## start

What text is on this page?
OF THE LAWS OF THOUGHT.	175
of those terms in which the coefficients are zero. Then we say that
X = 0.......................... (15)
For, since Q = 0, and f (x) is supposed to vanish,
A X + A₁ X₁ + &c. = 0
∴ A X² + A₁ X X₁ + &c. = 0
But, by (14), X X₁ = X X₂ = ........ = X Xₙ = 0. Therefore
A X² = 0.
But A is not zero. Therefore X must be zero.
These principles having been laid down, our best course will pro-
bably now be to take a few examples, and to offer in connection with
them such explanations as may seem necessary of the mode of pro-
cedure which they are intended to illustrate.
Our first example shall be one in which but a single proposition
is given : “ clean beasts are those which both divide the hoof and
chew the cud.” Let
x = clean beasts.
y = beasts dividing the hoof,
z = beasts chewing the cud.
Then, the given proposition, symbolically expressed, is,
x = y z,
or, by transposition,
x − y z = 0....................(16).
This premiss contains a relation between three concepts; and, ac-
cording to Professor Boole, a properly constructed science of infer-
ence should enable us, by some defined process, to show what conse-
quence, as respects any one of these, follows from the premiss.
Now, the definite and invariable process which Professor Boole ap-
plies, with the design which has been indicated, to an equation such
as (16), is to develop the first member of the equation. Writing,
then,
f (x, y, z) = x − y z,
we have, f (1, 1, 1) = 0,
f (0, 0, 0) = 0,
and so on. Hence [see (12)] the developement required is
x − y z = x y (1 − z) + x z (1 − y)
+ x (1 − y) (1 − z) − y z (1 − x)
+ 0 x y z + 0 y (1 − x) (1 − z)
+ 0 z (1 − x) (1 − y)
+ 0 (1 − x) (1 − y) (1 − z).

## end

Select and copy every line of the material that holds the string "premiss".

This premiss contains a relation between three concepts; and, ac-
quence, as respects any one of these, follows from the premiss.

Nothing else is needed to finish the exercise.